### [YOUR INSTRUCTIONS]
List all lines of the data containing the word "Time".

### [RECORDS FOR THE TASK]

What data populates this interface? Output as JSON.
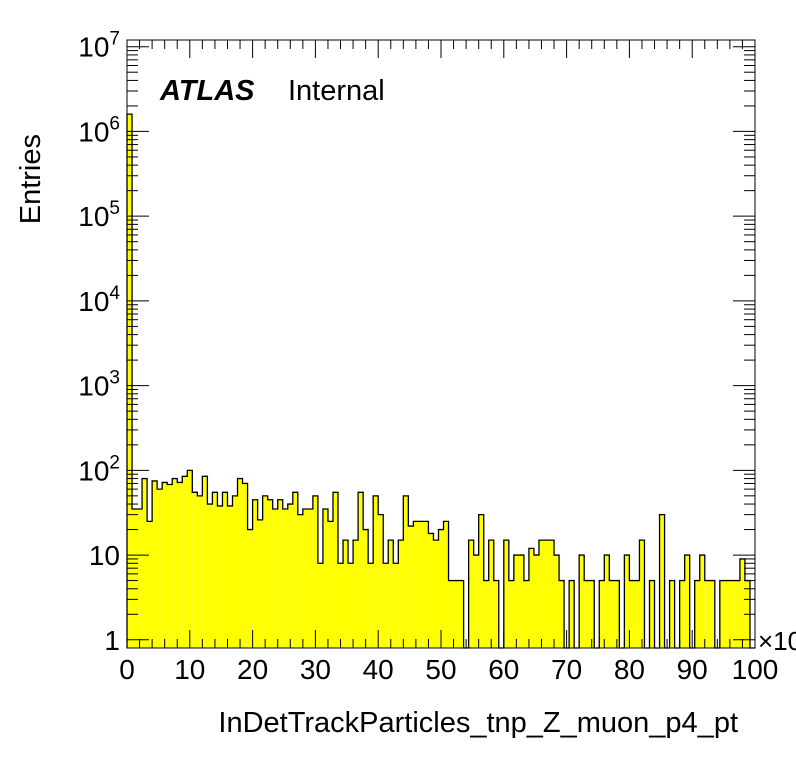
{
  "chart_data": {
    "type": "histogram",
    "xlabel": "InDetTrackParticles_tnp_Z_muon_p4_pt",
    "ylabel": "Entries",
    "x_multiplier_label": "×10",
    "atlas_label": "ATLAS",
    "atlas_sublabel": "Internal",
    "xlim": [
      0,
      100
    ],
    "ylim": [
      0.8,
      12000000
    ],
    "yscale": "log",
    "bin_width": 0.8,
    "x_ticks": [
      "0",
      "10",
      "20",
      "30",
      "40",
      "50",
      "60",
      "70",
      "80",
      "90",
      "100"
    ],
    "x_tick_values": [
      0,
      10,
      20,
      30,
      40,
      50,
      60,
      70,
      80,
      90,
      100
    ],
    "y_ticks": [
      {
        "value": 1,
        "base": "1",
        "exp": ""
      },
      {
        "value": 10,
        "base": "10",
        "exp": ""
      },
      {
        "value": 100,
        "base": "10",
        "exp": "2"
      },
      {
        "value": 1000,
        "base": "10",
        "exp": "3"
      },
      {
        "value": 10000,
        "base": "10",
        "exp": "4"
      },
      {
        "value": 100000,
        "base": "10",
        "exp": "5"
      },
      {
        "value": 1000000,
        "base": "10",
        "exp": "6"
      },
      {
        "value": 10000000,
        "base": "10",
        "exp": "7"
      }
    ],
    "fill_color": "#ffff00",
    "line_color": "#000000",
    "values": [
      1600000,
      35,
      35,
      80,
      25,
      75,
      60,
      72,
      68,
      80,
      72,
      85,
      100,
      55,
      50,
      85,
      40,
      55,
      38,
      55,
      38,
      50,
      80,
      70,
      20,
      45,
      26,
      50,
      45,
      35,
      45,
      35,
      40,
      55,
      30,
      35,
      35,
      50,
      8,
      35,
      25,
      55,
      8,
      15,
      8,
      15,
      55,
      20,
      8,
      50,
      30,
      8,
      15,
      8,
      15,
      50,
      22,
      25,
      25,
      25,
      18,
      15,
      20,
      25,
      5,
      5,
      5,
      0,
      15,
      10,
      30,
      5,
      15,
      5,
      0,
      15,
      5,
      10,
      10,
      5,
      12,
      10,
      15,
      15,
      15,
      10,
      5,
      0,
      5,
      0,
      10,
      5,
      5,
      0,
      5,
      10,
      5,
      5,
      0,
      10,
      5,
      5,
      15,
      0,
      5,
      0,
      30,
      0,
      5,
      0,
      5,
      10,
      0,
      5,
      10,
      5,
      5,
      0,
      5,
      5,
      5,
      5,
      9,
      5,
      0
    ]
  }
}
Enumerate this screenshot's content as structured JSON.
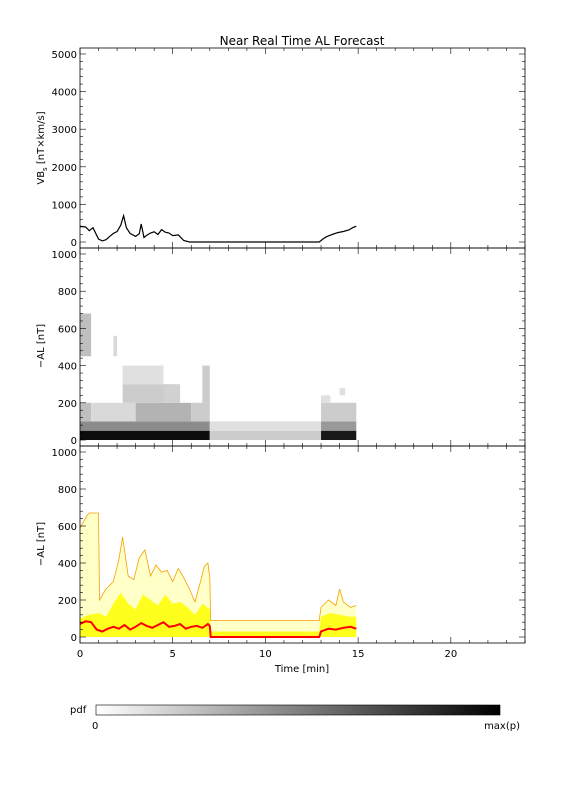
{
  "figure": {
    "title": "Near Real Time AL Forecast",
    "xlabel": "Time [min]",
    "colorbar": {
      "label": "pdf",
      "min_label": "0",
      "max_label": "max(p)"
    }
  },
  "chart_data": [
    {
      "type": "line",
      "ylabel_main": "VB",
      "ylabel_sub": "s",
      "ylabel_rest": " [nT×km/s]",
      "xlim": [
        0,
        24
      ],
      "ylim": [
        0,
        5000
      ],
      "yticks": [
        0,
        1000,
        2000,
        3000,
        4000,
        5000
      ],
      "series": [
        {
          "color": "#000000",
          "x": [
            0,
            0.3,
            0.5,
            0.7,
            1.0,
            1.2,
            1.4,
            1.6,
            1.8,
            2.0,
            2.2,
            2.35,
            2.5,
            2.7,
            3.0,
            3.2,
            3.3,
            3.45,
            3.6,
            3.8,
            4.0,
            4.2,
            4.4,
            4.6,
            4.8,
            5.0,
            5.3,
            5.6,
            5.9,
            6.2,
            7.0,
            10.0,
            12.9,
            13.1,
            13.3,
            13.6,
            13.9,
            14.2,
            14.5,
            14.7,
            14.9
          ],
          "y": [
            420,
            400,
            300,
            380,
            80,
            30,
            60,
            150,
            230,
            280,
            450,
            700,
            380,
            230,
            150,
            220,
            480,
            120,
            180,
            240,
            270,
            200,
            330,
            260,
            240,
            170,
            190,
            40,
            0,
            0,
            0,
            0,
            0,
            80,
            140,
            200,
            250,
            280,
            320,
            380,
            420
          ]
        }
      ]
    },
    {
      "type": "heatmap",
      "ylabel": "−AL [nT]",
      "xlim": [
        0,
        24
      ],
      "ylim": [
        0,
        1000
      ],
      "yticks": [
        0,
        200,
        400,
        600,
        800,
        1000
      ],
      "density": [
        [
          0.0,
          7.0,
          0,
          50,
          0.95
        ],
        [
          7.0,
          13.0,
          0,
          50,
          0.2
        ],
        [
          13.0,
          14.9,
          0,
          50,
          0.9
        ],
        [
          0.0,
          7.0,
          50,
          100,
          0.45
        ],
        [
          7.0,
          13.0,
          50,
          100,
          0.12
        ],
        [
          13.0,
          14.9,
          50,
          100,
          0.4
        ],
        [
          0.0,
          0.6,
          100,
          200,
          0.25
        ],
        [
          0.6,
          3.0,
          100,
          200,
          0.15
        ],
        [
          3.0,
          6.0,
          100,
          200,
          0.3
        ],
        [
          6.0,
          7.0,
          100,
          200,
          0.2
        ],
        [
          13.0,
          14.9,
          100,
          200,
          0.2
        ],
        [
          0.0,
          0.6,
          450,
          680,
          0.25
        ],
        [
          1.8,
          2.0,
          450,
          560,
          0.15
        ],
        [
          2.3,
          4.8,
          200,
          300,
          0.2
        ],
        [
          2.3,
          4.5,
          300,
          400,
          0.12
        ],
        [
          4.5,
          5.4,
          200,
          300,
          0.18
        ],
        [
          6.6,
          7.0,
          200,
          400,
          0.2
        ],
        [
          13.0,
          13.5,
          200,
          240,
          0.12
        ],
        [
          14.0,
          14.3,
          240,
          280,
          0.12
        ]
      ]
    },
    {
      "type": "area",
      "ylabel": "−AL [nT]",
      "xlim": [
        0,
        24
      ],
      "ylim": [
        0,
        1000
      ],
      "yticks": [
        0,
        200,
        400,
        600,
        800,
        1000
      ],
      "xticks": [
        0,
        5,
        10,
        15,
        20
      ],
      "upper_envelope": {
        "color": "#f5a000",
        "x": [
          0,
          0.4,
          0.5,
          1.0,
          1.05,
          1.4,
          1.8,
          2.1,
          2.3,
          2.6,
          2.9,
          3.2,
          3.5,
          3.8,
          4.1,
          4.4,
          4.7,
          5.0,
          5.3,
          5.6,
          5.9,
          6.2,
          6.5,
          6.7,
          6.9,
          7.0,
          7.05,
          12.9,
          13.0,
          13.4,
          13.8,
          14.0,
          14.2,
          14.6,
          14.9
        ],
        "y": [
          590,
          660,
          670,
          670,
          200,
          260,
          300,
          420,
          540,
          330,
          310,
          430,
          470,
          330,
          390,
          350,
          360,
          300,
          370,
          320,
          260,
          190,
          300,
          380,
          400,
          320,
          90,
          90,
          160,
          200,
          170,
          260,
          190,
          160,
          170
        ]
      },
      "lower_band": {
        "color": "#ffff00",
        "x": [
          0,
          0.5,
          1.0,
          1.4,
          1.8,
          2.2,
          2.6,
          3.0,
          3.4,
          3.8,
          4.2,
          4.6,
          5.0,
          5.4,
          5.8,
          6.2,
          6.6,
          7.0,
          7.05,
          12.9,
          13.0,
          13.5,
          14.0,
          14.5,
          14.9
        ],
        "y": [
          100,
          120,
          130,
          110,
          180,
          240,
          180,
          150,
          230,
          200,
          170,
          230,
          180,
          190,
          160,
          120,
          180,
          150,
          30,
          30,
          110,
          130,
          120,
          110,
          110
        ]
      },
      "median": {
        "color": "#ff0000",
        "x": [
          0,
          0.3,
          0.6,
          0.9,
          1.2,
          1.5,
          1.8,
          2.1,
          2.4,
          2.7,
          3.0,
          3.3,
          3.6,
          3.9,
          4.2,
          4.5,
          4.8,
          5.1,
          5.4,
          5.7,
          6.0,
          6.3,
          6.6,
          6.9,
          7.0,
          7.05,
          12.9,
          13.0,
          13.4,
          13.8,
          14.2,
          14.6,
          14.9
        ],
        "y": [
          70,
          85,
          80,
          40,
          30,
          45,
          55,
          45,
          65,
          40,
          55,
          75,
          60,
          50,
          65,
          80,
          55,
          60,
          70,
          45,
          55,
          60,
          50,
          70,
          60,
          0,
          0,
          30,
          45,
          40,
          50,
          55,
          45
        ]
      }
    }
  ]
}
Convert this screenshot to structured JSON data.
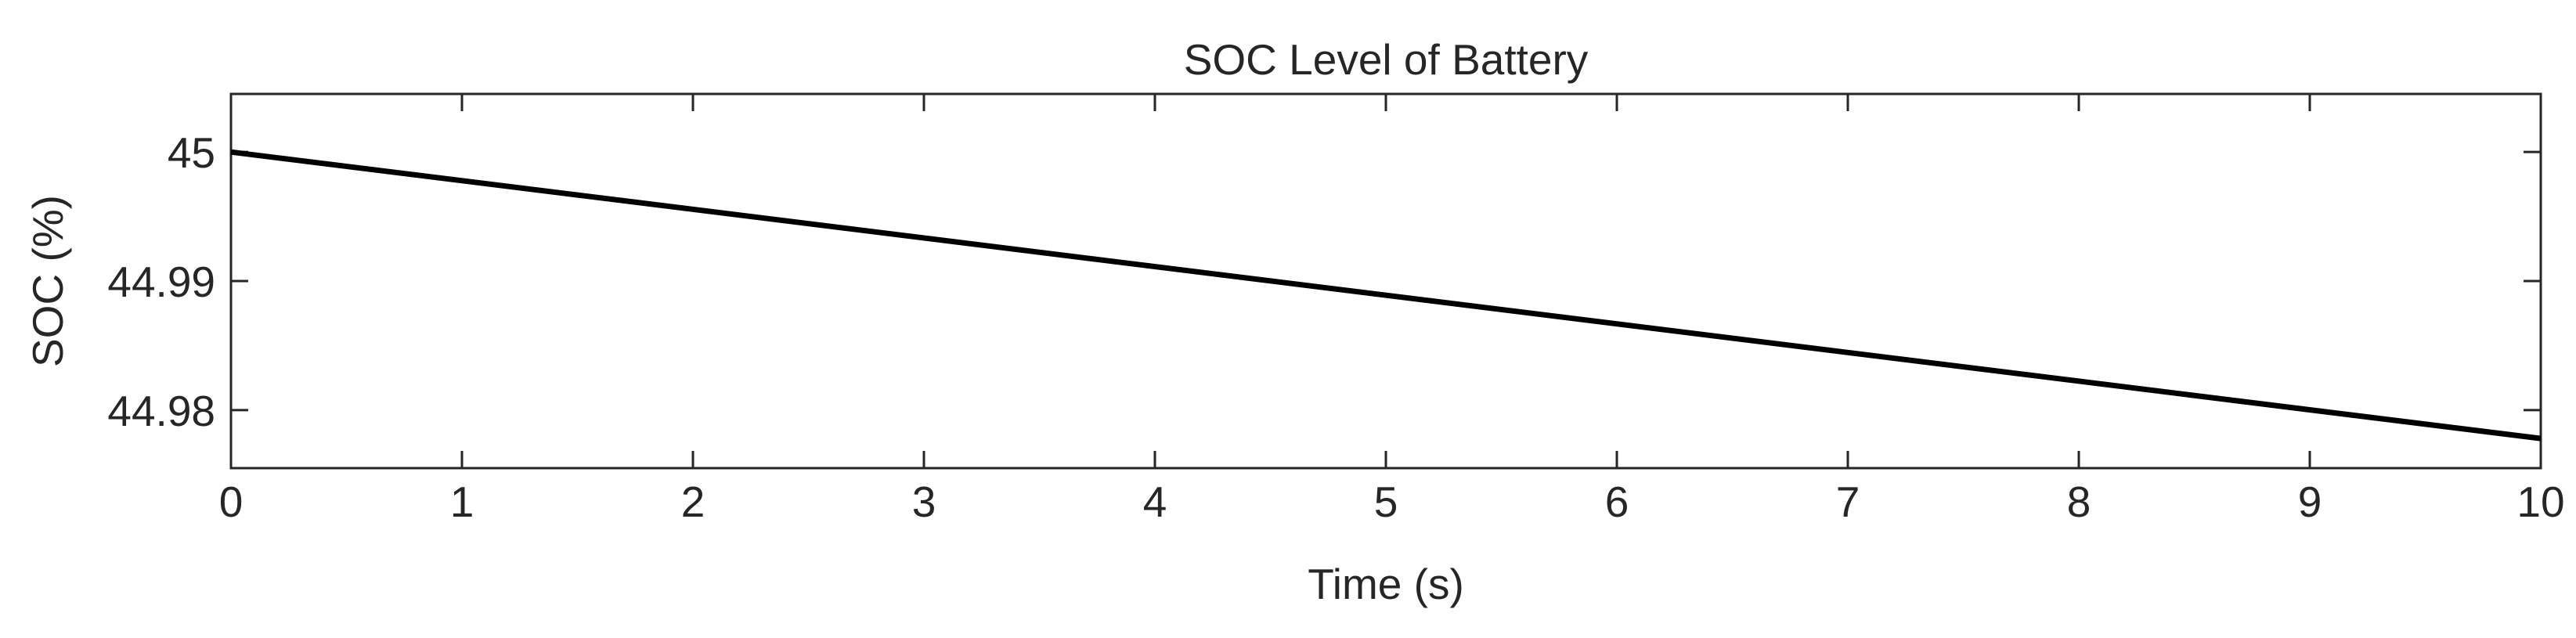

### [PROBLEM SOLUTION]
    "title": "Near Real Time AL Forecast",
    "xlabel": "Time [min]",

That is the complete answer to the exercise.